- **Task directions**
Among the lines below, list those containing the string "капитального".

━━━ Provided information

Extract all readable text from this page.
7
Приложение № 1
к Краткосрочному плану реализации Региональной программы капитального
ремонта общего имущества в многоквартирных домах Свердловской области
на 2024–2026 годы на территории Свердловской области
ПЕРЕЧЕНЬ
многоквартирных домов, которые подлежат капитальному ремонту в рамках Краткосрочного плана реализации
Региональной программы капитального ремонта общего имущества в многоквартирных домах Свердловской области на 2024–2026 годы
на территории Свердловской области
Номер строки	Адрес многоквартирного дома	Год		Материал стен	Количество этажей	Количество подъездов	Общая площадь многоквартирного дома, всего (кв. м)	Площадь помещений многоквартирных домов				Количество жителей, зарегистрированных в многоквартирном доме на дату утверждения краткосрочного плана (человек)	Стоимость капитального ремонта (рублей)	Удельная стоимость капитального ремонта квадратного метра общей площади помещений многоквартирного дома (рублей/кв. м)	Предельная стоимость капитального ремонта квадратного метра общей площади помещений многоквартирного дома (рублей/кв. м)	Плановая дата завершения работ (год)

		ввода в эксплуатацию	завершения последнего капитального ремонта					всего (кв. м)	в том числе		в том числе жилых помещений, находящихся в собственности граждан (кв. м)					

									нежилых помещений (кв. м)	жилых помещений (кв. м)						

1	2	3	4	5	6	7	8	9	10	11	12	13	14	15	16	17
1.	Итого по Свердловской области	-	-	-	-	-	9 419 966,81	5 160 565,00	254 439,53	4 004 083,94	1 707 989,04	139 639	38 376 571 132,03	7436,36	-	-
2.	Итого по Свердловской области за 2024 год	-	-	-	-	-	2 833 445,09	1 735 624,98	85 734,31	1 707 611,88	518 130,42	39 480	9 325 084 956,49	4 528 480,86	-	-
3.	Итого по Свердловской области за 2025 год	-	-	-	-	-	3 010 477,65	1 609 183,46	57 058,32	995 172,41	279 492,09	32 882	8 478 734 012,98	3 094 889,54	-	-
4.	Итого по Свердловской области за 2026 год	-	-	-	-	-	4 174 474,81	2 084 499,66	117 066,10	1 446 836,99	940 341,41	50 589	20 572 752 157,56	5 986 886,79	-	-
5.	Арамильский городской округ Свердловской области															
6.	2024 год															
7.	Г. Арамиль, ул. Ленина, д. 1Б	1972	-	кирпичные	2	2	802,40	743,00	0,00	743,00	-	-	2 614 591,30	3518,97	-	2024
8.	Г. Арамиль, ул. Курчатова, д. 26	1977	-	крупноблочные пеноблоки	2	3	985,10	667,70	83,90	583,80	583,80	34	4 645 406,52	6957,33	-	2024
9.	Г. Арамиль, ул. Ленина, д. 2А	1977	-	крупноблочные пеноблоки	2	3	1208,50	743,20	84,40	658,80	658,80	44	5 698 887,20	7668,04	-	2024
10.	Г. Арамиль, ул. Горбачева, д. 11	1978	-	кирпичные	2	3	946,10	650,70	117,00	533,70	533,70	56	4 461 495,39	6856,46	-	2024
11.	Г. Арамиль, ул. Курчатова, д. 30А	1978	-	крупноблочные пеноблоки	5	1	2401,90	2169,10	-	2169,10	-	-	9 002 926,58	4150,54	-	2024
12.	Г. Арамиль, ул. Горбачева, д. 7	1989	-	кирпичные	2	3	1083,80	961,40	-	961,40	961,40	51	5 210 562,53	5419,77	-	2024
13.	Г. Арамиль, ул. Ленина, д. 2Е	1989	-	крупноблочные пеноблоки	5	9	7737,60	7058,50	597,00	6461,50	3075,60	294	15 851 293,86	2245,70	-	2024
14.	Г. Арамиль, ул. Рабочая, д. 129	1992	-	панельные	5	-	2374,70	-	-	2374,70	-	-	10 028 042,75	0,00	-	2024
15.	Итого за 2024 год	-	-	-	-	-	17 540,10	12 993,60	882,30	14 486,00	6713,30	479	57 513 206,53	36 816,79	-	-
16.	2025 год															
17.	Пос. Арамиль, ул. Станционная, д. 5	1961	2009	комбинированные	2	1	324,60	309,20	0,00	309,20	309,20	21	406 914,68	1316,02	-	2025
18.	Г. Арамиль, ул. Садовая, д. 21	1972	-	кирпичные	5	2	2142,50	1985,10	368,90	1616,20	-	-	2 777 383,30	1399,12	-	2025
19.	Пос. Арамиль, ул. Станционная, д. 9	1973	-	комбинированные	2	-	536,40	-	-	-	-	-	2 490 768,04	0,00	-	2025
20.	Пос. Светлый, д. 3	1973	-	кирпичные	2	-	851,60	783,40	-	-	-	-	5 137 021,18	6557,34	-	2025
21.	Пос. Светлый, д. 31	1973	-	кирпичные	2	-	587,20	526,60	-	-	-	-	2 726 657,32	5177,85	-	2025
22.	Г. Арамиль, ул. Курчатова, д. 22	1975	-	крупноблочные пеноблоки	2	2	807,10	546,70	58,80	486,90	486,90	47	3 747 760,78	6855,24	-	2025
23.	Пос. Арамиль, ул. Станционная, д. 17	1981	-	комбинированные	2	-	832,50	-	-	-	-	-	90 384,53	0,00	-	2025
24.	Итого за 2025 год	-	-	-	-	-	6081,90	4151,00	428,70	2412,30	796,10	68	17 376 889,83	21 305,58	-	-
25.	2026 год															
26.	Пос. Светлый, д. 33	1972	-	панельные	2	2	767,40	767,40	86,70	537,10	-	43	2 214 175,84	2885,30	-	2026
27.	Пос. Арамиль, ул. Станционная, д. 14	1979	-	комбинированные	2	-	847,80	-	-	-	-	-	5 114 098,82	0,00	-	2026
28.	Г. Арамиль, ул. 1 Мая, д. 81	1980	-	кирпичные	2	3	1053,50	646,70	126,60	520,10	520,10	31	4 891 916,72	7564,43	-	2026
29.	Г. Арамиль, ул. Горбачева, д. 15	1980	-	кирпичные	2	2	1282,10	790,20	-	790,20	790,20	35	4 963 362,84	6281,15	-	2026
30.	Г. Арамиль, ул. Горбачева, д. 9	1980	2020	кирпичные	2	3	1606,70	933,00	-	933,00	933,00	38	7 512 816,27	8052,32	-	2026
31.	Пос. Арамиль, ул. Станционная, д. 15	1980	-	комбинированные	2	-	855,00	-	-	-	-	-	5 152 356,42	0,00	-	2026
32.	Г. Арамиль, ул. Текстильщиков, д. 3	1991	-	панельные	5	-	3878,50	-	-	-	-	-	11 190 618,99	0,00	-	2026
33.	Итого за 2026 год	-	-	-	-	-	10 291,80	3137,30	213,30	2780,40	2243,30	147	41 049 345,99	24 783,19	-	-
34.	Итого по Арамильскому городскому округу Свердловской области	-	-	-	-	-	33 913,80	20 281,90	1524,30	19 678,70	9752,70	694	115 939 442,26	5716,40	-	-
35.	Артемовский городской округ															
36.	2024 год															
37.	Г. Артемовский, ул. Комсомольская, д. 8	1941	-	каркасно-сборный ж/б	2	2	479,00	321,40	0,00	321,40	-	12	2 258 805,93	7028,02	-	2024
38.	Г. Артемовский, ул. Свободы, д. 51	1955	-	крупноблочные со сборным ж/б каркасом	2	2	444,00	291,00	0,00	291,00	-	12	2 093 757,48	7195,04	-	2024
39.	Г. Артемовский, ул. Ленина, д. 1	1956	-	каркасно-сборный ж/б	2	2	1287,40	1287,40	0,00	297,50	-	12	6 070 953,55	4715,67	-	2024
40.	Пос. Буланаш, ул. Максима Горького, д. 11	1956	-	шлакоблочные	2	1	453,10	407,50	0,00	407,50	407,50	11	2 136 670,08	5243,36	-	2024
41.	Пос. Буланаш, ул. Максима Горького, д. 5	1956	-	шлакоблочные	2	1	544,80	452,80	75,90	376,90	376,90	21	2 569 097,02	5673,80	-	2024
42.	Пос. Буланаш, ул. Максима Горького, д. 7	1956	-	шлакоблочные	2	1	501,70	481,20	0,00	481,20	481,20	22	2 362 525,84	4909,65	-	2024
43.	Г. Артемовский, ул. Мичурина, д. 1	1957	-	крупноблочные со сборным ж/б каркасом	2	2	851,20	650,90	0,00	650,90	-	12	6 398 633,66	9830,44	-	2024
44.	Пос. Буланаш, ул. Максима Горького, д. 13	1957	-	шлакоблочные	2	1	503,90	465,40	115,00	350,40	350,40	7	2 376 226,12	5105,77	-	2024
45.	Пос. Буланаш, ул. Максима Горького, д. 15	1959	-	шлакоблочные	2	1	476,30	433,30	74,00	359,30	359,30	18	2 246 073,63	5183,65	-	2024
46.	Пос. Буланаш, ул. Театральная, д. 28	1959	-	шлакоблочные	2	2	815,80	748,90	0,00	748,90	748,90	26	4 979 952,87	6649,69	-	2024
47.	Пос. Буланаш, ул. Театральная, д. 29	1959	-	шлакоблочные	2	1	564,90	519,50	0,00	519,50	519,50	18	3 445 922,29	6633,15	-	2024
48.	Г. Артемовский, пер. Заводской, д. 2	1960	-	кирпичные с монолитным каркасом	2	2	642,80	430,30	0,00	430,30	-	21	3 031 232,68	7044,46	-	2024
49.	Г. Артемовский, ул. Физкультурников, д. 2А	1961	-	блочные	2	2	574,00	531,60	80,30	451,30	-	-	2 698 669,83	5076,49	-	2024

━━━━━━

- **Worked solution**
к Краткосрочному плану реализации Региональной программы капитального
Региональной программы капитального ремонта общего имущества в многоквартирных домах Свердловской области на 2024–2026 годы
Номер строки	Адрес многоквартирного дома	Год		Материал стен	Количество этажей	Количество подъездов	Общая площадь многоквартирного дома, всего (кв. м)	Площадь помещений многоквартирных домов				Количество жителей, зарегистрированных в многоквартирном доме на дату утверждения краткосрочного плана (человек)	Стоимость капитального ремонта (рублей)	Удельная стоимость капитального ремонта квадратного метра общей площади помещений многоквартирного дома (рублей/кв. м)	Предельная стоимость капитального ремонта квадратного метра общей площади помещений многоквартирного дома (рублей/кв. м)	Плановая дата завершения работ (год)
		ввода в эксплуатацию	завершения последнего капитального ремонта					всего (кв. м)	в том числе		в том числе жилых помещений, находящихся в собственности граждан (кв. м)					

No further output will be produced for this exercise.